Below is a block of records: output all of them exactly and leave out the pictures.

[Records contained in a dataset]
* * *

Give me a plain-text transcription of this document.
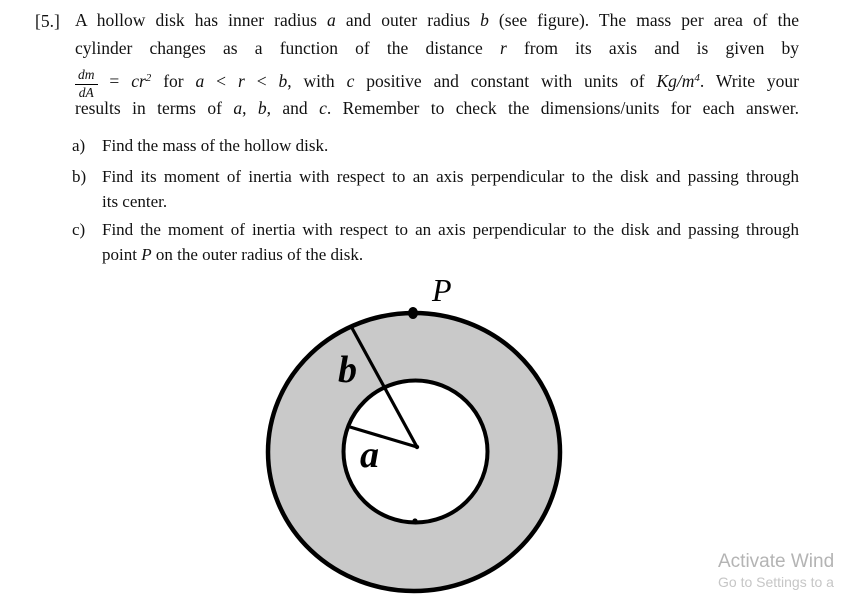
[5.] A hollow disk has inner radius a and outer radius b (see figure). The mass per area of the
cylinder changes as a function of the distance r from its axis and is given by
$\frac{dm}{dA} = cr^2$ for a < r < b, with c positive and constant with units of $Kg/m^4$. Write your
results in terms of a, b, and c. Remember to check the dimensions/units for each answer.
a) Find the mass of the hollow disk.
b) Find its moment of inertia with respect to an axis perpendicular to the disk and passing through
its center.
c) Find the moment of inertia with respect to an axis perpendicular to the disk and passing through
point P on the outer radius of the disk.
P
b
a
Activate Wind
Go to Settings to a
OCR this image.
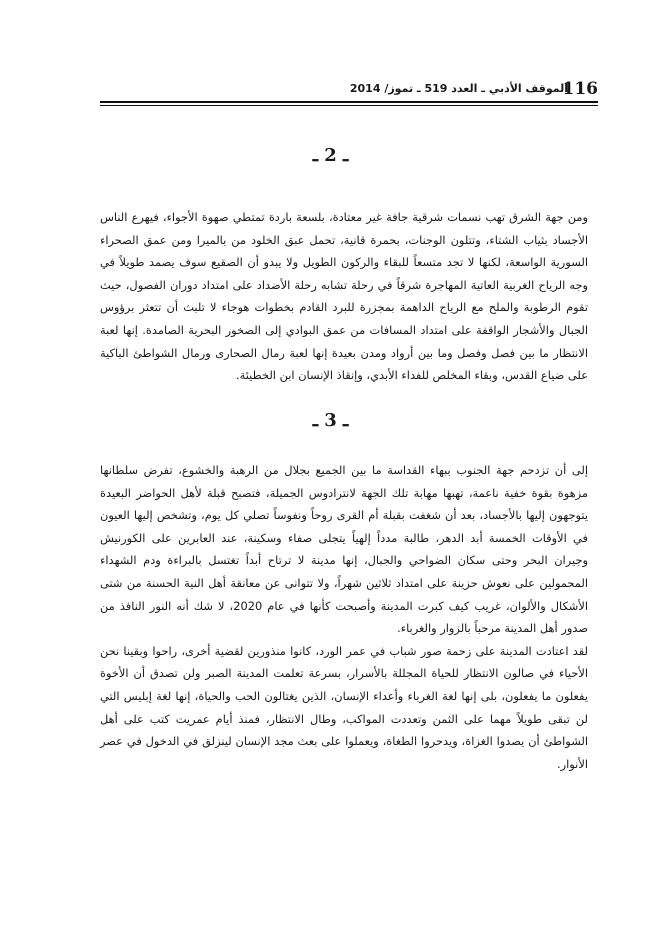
116
الموقف الأدبي ـ العدد 519 ـ تموز/ 2014
ـ 2 ـ

ومن جهة الشرق تهب نسمات شرقية جافة غير معتادة، بلسعة باردة تمتطي صهوة الأجواء، فيهرع الناس الأجساد بثياب الشتاء، وتتلون الوجنات، بحمرة قانية، تحمل عبق الخلود من بالميرا ومن عمق الصحراء السورية الواسعة، لكنها لا تجد متسعاً للبقاء والركون الطويل ولا يبدو أن الصقيع سوف يصمد طويلاً في وجه الرياح الغربية العاتية المهاجرة شرقاً في رحلة تشابه رحلة الأضداد على امتداد دوران الفصول، حيث تقوم الرطوبة والملح مع الرياح الداهمة بمجزرة للبرد القادم بخطوات هوجاء لا تلبث أن تتعثر برؤوس الجبال والأشجار الواقفة على امتداد المسافات من عمق البوادي إلى الصخور البحرية الصامدة. إنها لعبة الانتظار ما بين فصل وفصل وما بين أرواد ومدن بعيدة إنها لعبة رمال الصحارى ورمال الشواطئ الباكية على ضياع القدس، وبقاء المخلص للفداء الأبدي، وإنقاذ الإنسان ابن الخطيئة.

ـ 3 ـ

إلى أن تزدحم جهة الجنوب ببهاء القداسة ما بين الجميع بجلال من الرهبة والخشوع، تفرض سلطانها مزهوة بقوة خفية ناعمة، تهبها مهابة تلك الجهة لانترادوس الجميلة، فتصبح قبلة لأهل الحواضر البعيدة يتوجهون إليها بالأجساد، بعد أن شغفت بقبلة أم القرى روحاً ونفوساً تصلي كل يوم، وتشخص إليها العيون في الأوقات الخمسة أبد الدهر، طالبة مدداً إلهياً يتجلى صفاء وسكينة، عند العابرين على الكورنيش وجيران البحر وحتى سكان الضواحي والجبال، إنها مدينة لا ترتاح أبداً تغتسل بالبراءة ودم الشهداء المحمولين على نعوش حزينة على امتداد ثلاثين شهراً، ولا تتوانى عن معانقة أهل النية الحسنة من شتى الأشكال والألوان، غريب كيف كبرت المدينة وأصبحت كأنها في عام 2020، لا شك أنه النور النافذ من صدور أهل المدينة مرحباً بالزوار والغرباء.

لقد اعتادت المدينة على زحمة صور شباب في عمر الورد، كانوا منذورين لقضية أخرى، راحوا وبقينا نحن الأحياء في صالون الانتظار للحياة المجللة بالأسرار، بسرعة تعلمت المدينة الصبر ولن تصدق أن الأخوة يفعلون ما يفعلون، بلى إنها لغة الغرباء وأعداء الإنسان، الذين يغتالون الحب والحياة، إنها لغة إبليس التي لن تبقى طويلاً مهما على الثمن وتعددت المواكب، وطال الانتظار، فمنذ أيام عمريت كتب على أهل الشواطئ أن يصدوا الغزاة، ويدحروا الطغاة، ويعملوا على بعث مجد الإنسان لينزلق في الدخول في عصر الأنوار.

* * *

RESPONSE TO THIS EXERCISE:
Give me a plain-text transcription of this document.
[5.] A hollow disk has inner radius a and outer radius b (see figure). The mass per area of the
cylinder changes as a function of the distance r from its axis and is given by
$\frac{dm}{dA} = cr^2$ for a < r < b, with c positive and constant with units of $Kg/m^4$. Write your
results in terms of a, b, and c. Remember to check the dimensions/units for each answer.
a) Find the mass of the hollow disk.
b) Find its moment of inertia with respect to an axis perpendicular to the disk and passing through
its center.
c) Find the moment of inertia with respect to an axis perpendicular to the disk and passing through
point P on the outer radius of the disk.
P
b
a
Activate Wind
Go to Settings to a
OCR this image.
116
الموقف الأدبي ـ العدد 519 ـ تموز/ 2014
ـ 2 ـ

ومن جهة الشرق تهب نسمات شرقية جافة غير معتادة، بلسعة باردة تمتطي صهوة الأجواء، فيهرع الناس الأجساد بثياب الشتاء، وتتلون الوجنات، بحمرة قانية، تحمل عبق الخلود من بالميرا ومن عمق الصحراء السورية الواسعة، لكنها لا تجد متسعاً للبقاء والركون الطويل ولا يبدو أن الصقيع سوف يصمد طويلاً في وجه الرياح الغربية العاتية المهاجرة شرقاً في رحلة تشابه رحلة الأضداد على امتداد دوران الفصول، حيث تقوم الرطوبة والملح مع الرياح الداهمة بمجزرة للبرد القادم بخطوات هوجاء لا تلبث أن تتعثر برؤوس الجبال والأشجار الواقفة على امتداد المسافات من عمق البوادي إلى الصخور البحرية الصامدة. إنها لعبة الانتظار ما بين فصل وفصل وما بين أرواد ومدن بعيدة إنها لعبة رمال الصحارى ورمال الشواطئ الباكية على ضياع القدس، وبقاء المخلص للفداء الأبدي، وإنقاذ الإنسان ابن الخطيئة.

ـ 3 ـ

إلى أن تزدحم جهة الجنوب ببهاء القداسة ما بين الجميع بجلال من الرهبة والخشوع، تفرض سلطانها مزهوة بقوة خفية ناعمة، تهبها مهابة تلك الجهة لانترادوس الجميلة، فتصبح قبلة لأهل الحواضر البعيدة يتوجهون إليها بالأجساد، بعد أن شغفت بقبلة أم القرى روحاً ونفوساً تصلي كل يوم، وتشخص إليها العيون في الأوقات الخمسة أبد الدهر، طالبة مدداً إلهياً يتجلى صفاء وسكينة، عند العابرين على الكورنيش وجيران البحر وحتى سكان الضواحي والجبال، إنها مدينة لا ترتاح أبداً تغتسل بالبراءة ودم الشهداء المحمولين على نعوش حزينة على امتداد ثلاثين شهراً، ولا تتوانى عن معانقة أهل النية الحسنة من شتى الأشكال والألوان، غريب كيف كبرت المدينة وأصبحت كأنها في عام 2020، لا شك أنه النور النافذ من صدور أهل المدينة مرحباً بالزوار والغرباء.

لقد اعتادت المدينة على زحمة صور شباب في عمر الورد، كانوا منذورين لقضية أخرى، راحوا وبقينا نحن الأحياء في صالون الانتظار للحياة المجللة بالأسرار، بسرعة تعلمت المدينة الصبر ولن تصدق أن الأخوة يفعلون ما يفعلون، بلى إنها لغة الغرباء وأعداء الإنسان، الذين يغتالون الحب والحياة، إنها لغة إبليس التي لن تبقى طويلاً مهما على الثمن وتعددت المواكب، وطال الانتظار، فمنذ أيام عمريت كتب على أهل الشواطئ أن يصدوا الغزاة، ويدحروا الطغاة، ويعملوا على بعث مجد الإنسان لينزلق في الدخول في عصر الأنوار.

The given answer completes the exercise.